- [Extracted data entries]
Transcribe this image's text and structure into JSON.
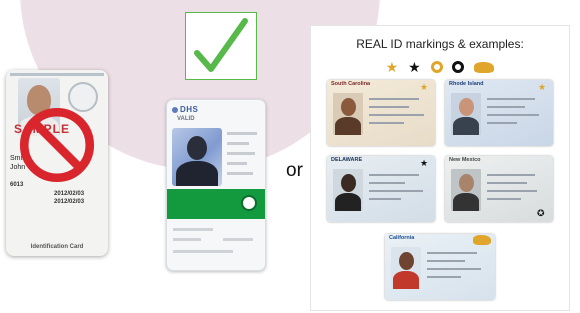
{
  "sample_card": {
    "stamp": "SAMPLE",
    "name_lines": [
      "Smith",
      "John"
    ],
    "number_label": "6013",
    "fields": [
      "2012/02/03",
      "2012/02/03"
    ],
    "footer": "Identification Card"
  },
  "valid_card": {
    "logo": "DHS",
    "subtitle": "VALID"
  },
  "or_label": "or",
  "realid": {
    "title": "REAL ID markings & examples:",
    "markings": [
      "gold-star-icon",
      "black-star-icon",
      "gold-circle-star-icon",
      "black-circle-star-icon",
      "gold-bear-icon"
    ],
    "cards": [
      {
        "header": "South Carolina"
      },
      {
        "header": "Rhode Island"
      },
      {
        "header": "DELAWARE"
      },
      {
        "header": "New Mexico"
      },
      {
        "header": "California"
      }
    ]
  },
  "colors": {
    "no_sign": "#d9262c",
    "check": "#58b94b",
    "accent_green": "#139a3f",
    "background_blob": "#ecdfe6",
    "marking_gold": "#e0a52b"
  }
}
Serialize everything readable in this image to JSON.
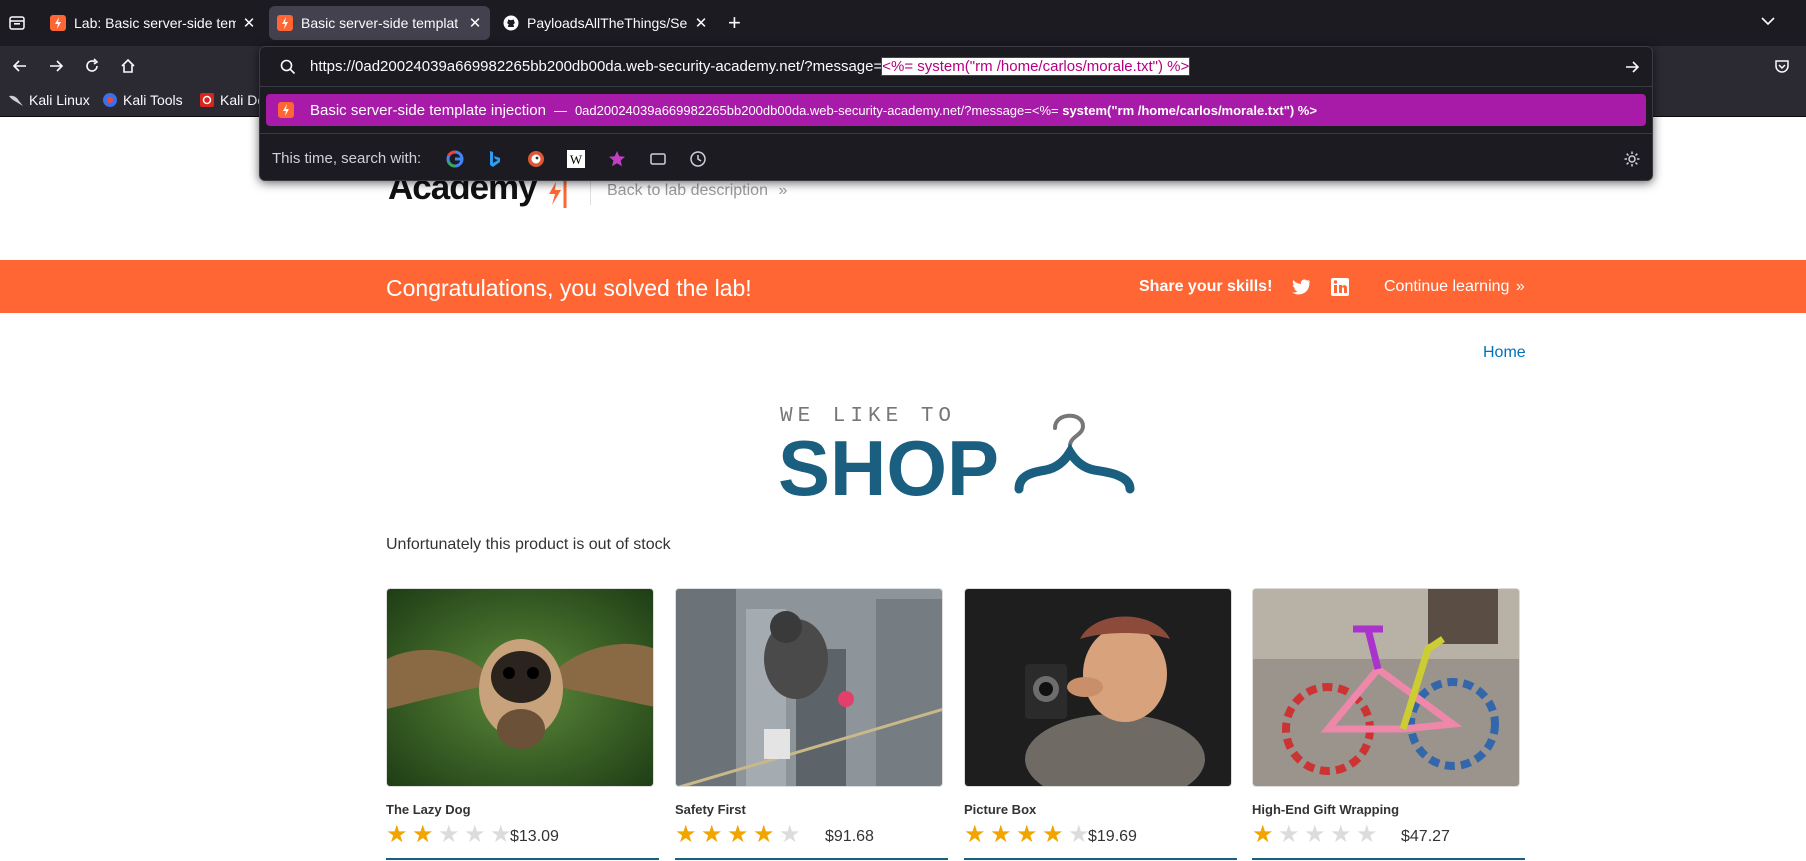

- [EXERCISE] Keep the pictures out of the copy and return the rest of the data above exactly.

- [TASK RESULT]
Transcribe this image's text and structure into JSON.
{
  "sample_card": {
    "stamp": "SAMPLE",
    "name_lines": [
      "Smith",
      "John"
    ],
    "number_label": "6013",
    "fields": [
      "2012/02/03",
      "2012/02/03"
    ],
    "footer": "Identification Card"
  },
  "valid_card": {
    "logo": "DHS",
    "subtitle": "VALID"
  },
  "or_label": "or",
  "realid": {
    "title": "REAL ID markings & examples:",
    "markings": [
      "gold-star-icon",
      "black-star-icon",
      "gold-circle-star-icon",
      "black-circle-star-icon",
      "gold-bear-icon"
    ],
    "cards": [
      {
        "header": "South Carolina"
      },
      {
        "header": "Rhode Island"
      },
      {
        "header": "DELAWARE"
      },
      {
        "header": "New Mexico"
      },
      {
        "header": "California"
      }
    ]
  },
  "colors": {
    "no_sign": "#d9262c",
    "check": "#58b94b",
    "accent_green": "#139a3f",
    "background_blob": "#ecdfe6",
    "marking_gold": "#e0a52b"
  }
}
Serialize everything readable in this image to JSON.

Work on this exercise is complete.